TASK TO COMPLETE:
Using the records below, locate all lines containing "discharge" and return them.

☆ ☆ ☆

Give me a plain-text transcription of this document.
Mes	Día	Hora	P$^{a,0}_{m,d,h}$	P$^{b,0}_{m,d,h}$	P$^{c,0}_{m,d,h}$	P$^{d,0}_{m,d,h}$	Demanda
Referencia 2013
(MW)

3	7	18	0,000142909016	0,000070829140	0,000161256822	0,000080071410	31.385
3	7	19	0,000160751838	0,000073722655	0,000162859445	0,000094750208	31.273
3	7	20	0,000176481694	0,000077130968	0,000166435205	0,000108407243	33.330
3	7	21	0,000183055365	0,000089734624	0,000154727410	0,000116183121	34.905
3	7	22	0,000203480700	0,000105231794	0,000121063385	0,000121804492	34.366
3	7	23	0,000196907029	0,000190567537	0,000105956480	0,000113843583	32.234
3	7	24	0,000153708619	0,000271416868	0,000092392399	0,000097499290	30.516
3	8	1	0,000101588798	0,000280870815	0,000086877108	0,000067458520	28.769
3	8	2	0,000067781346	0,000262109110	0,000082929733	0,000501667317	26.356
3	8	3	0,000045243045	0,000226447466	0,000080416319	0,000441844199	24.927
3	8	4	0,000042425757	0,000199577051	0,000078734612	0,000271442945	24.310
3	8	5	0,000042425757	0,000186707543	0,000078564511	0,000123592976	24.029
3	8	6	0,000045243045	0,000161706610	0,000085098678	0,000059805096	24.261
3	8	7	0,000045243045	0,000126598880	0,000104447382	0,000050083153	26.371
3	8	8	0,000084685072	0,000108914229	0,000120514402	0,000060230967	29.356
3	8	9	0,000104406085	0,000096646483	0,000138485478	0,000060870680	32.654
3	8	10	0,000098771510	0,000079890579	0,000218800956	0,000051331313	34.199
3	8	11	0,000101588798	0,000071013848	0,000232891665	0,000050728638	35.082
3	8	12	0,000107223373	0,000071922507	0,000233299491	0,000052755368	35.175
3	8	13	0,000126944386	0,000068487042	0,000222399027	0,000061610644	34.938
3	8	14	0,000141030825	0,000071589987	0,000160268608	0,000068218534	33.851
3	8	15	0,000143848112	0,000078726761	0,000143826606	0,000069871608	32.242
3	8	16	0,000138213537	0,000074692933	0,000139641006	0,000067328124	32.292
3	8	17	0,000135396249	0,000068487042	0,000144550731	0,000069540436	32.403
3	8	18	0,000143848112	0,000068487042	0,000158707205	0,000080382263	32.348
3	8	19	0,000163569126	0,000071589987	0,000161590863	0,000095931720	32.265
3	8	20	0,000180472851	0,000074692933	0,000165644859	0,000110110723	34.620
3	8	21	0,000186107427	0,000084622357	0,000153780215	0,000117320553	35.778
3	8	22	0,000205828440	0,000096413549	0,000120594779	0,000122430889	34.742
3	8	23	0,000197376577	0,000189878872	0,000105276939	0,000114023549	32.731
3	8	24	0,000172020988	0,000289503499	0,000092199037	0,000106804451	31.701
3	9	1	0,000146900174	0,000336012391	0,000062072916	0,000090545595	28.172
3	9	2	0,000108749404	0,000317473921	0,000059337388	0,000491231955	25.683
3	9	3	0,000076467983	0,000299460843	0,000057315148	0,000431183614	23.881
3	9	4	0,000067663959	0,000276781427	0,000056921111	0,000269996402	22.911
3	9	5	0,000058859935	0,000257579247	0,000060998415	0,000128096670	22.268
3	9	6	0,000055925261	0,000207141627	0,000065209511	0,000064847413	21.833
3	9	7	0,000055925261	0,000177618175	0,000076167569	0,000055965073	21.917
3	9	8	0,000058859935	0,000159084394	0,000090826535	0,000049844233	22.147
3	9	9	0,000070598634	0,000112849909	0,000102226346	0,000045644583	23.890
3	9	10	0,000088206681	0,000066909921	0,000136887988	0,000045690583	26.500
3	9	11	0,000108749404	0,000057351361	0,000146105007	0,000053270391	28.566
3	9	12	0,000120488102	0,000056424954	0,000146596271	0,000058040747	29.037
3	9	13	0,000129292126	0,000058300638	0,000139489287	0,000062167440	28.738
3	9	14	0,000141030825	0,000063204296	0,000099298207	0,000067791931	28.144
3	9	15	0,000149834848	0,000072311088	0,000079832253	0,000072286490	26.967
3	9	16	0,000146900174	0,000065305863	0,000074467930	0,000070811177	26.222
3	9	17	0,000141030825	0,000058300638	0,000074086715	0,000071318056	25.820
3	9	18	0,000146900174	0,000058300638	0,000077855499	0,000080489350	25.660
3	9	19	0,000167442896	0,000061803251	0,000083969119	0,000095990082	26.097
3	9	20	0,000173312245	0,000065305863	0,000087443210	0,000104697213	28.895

☆ ☆ ☆

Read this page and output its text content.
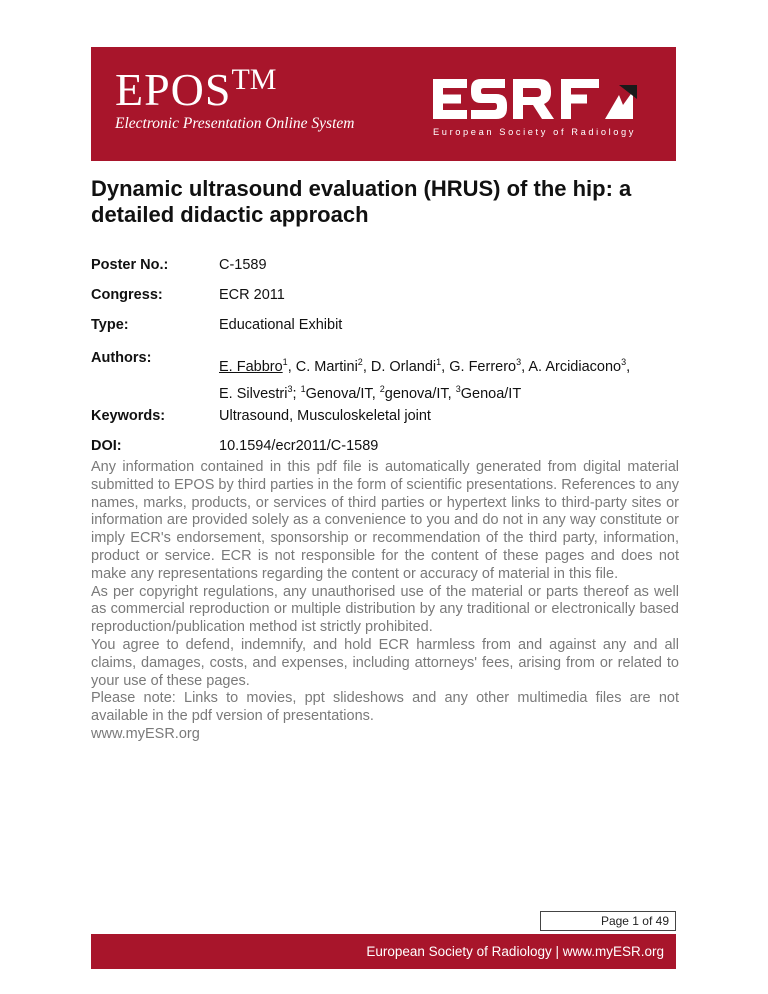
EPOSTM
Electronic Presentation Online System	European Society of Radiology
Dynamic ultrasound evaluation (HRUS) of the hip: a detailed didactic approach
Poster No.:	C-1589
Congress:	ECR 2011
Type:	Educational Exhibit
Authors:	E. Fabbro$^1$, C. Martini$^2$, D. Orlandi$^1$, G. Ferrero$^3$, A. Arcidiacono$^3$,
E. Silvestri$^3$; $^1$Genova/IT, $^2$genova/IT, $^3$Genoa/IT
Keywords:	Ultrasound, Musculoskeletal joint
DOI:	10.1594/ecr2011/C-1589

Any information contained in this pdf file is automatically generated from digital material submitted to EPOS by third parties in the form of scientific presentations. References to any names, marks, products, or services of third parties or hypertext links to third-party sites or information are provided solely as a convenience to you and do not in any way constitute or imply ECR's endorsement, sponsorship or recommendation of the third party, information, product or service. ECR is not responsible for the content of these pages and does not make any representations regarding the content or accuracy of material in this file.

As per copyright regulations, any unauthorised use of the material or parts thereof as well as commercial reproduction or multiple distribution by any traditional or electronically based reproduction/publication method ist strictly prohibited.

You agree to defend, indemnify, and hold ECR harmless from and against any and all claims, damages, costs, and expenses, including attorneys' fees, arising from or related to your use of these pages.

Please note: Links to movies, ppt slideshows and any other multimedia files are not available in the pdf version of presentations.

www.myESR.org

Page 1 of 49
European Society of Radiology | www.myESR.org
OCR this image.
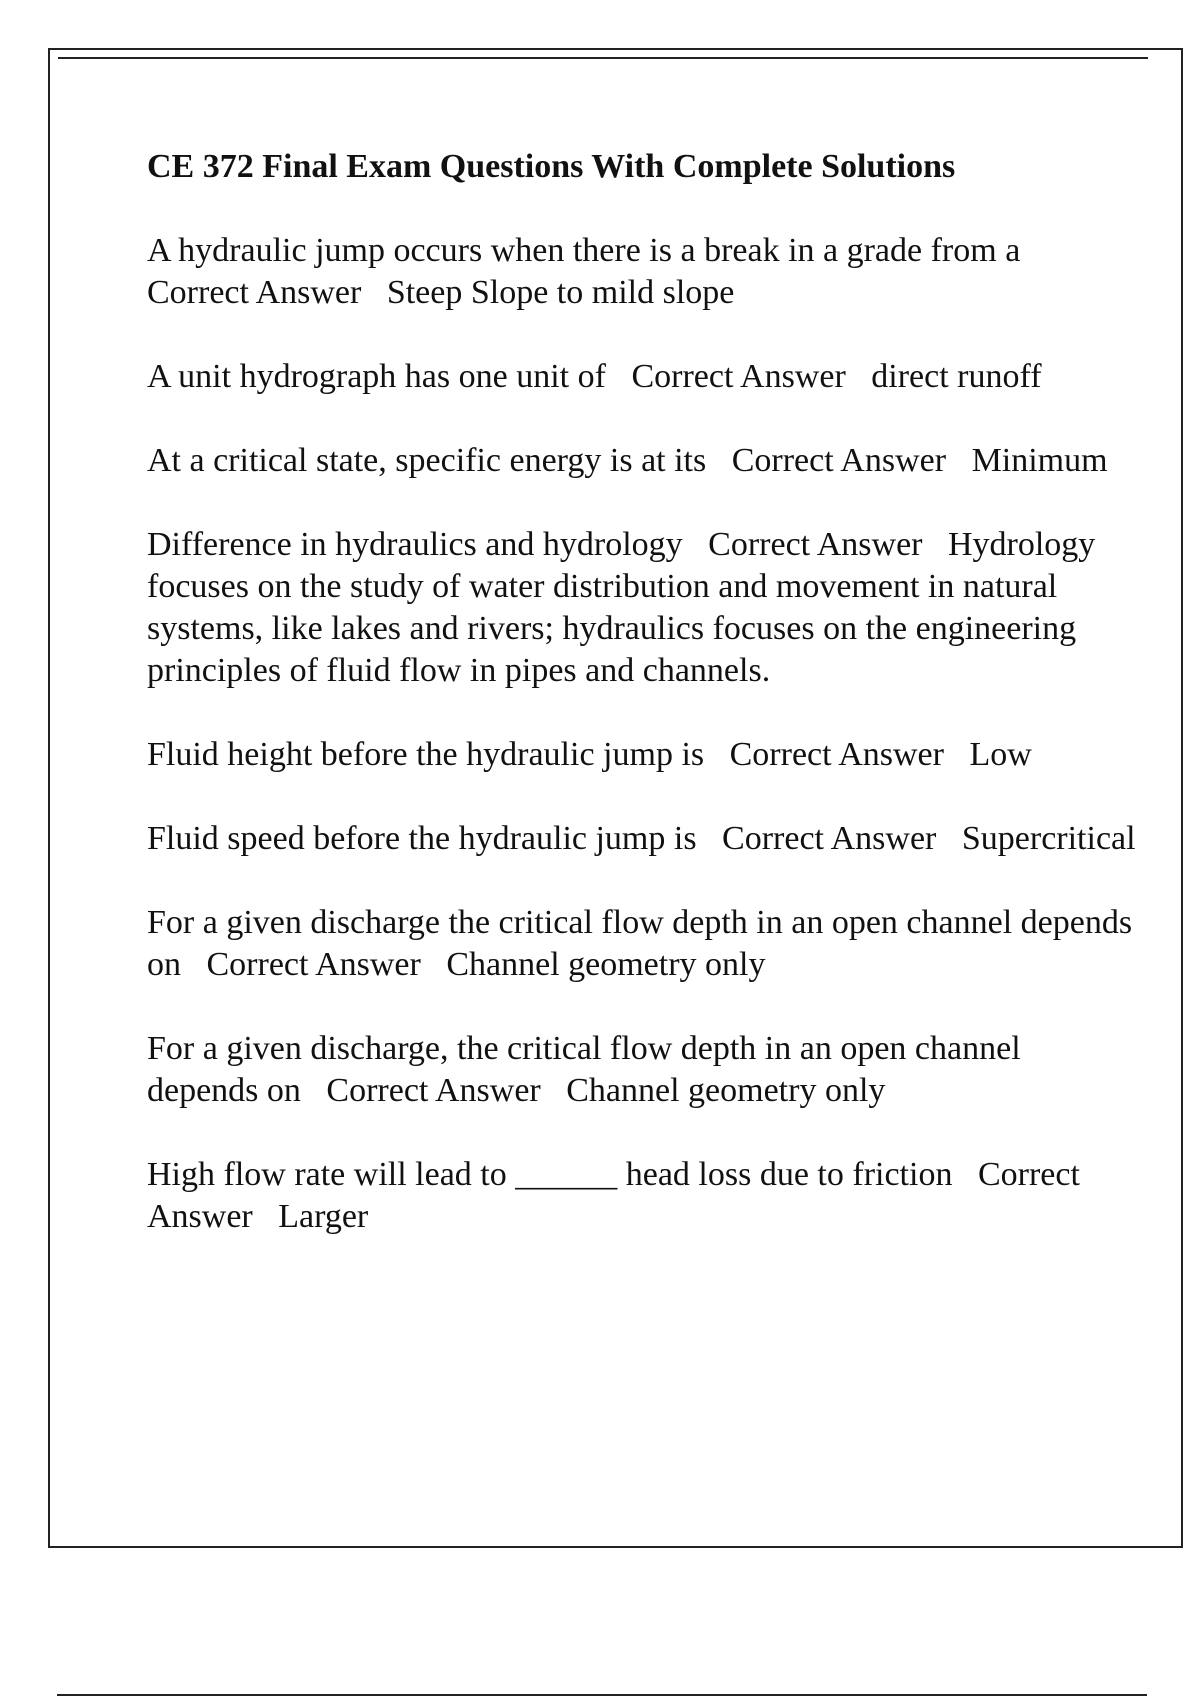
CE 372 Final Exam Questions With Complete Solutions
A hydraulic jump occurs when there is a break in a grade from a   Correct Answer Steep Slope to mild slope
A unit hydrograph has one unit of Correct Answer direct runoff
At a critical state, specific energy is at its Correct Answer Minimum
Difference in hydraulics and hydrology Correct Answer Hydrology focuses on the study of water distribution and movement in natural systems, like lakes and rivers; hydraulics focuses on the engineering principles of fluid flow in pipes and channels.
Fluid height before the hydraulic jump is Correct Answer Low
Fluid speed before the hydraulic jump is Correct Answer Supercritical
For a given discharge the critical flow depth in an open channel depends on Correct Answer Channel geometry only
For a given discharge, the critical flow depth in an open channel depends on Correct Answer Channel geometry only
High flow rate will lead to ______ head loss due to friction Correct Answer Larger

☆ ☆ ☆

EXERCISE RESULT:
For a given discharge the critical flow depth in an open channel depends on Correct Answer Channel geometry only
For a given discharge, the critical flow depth in an open channel depends on Correct Answer Channel geometry only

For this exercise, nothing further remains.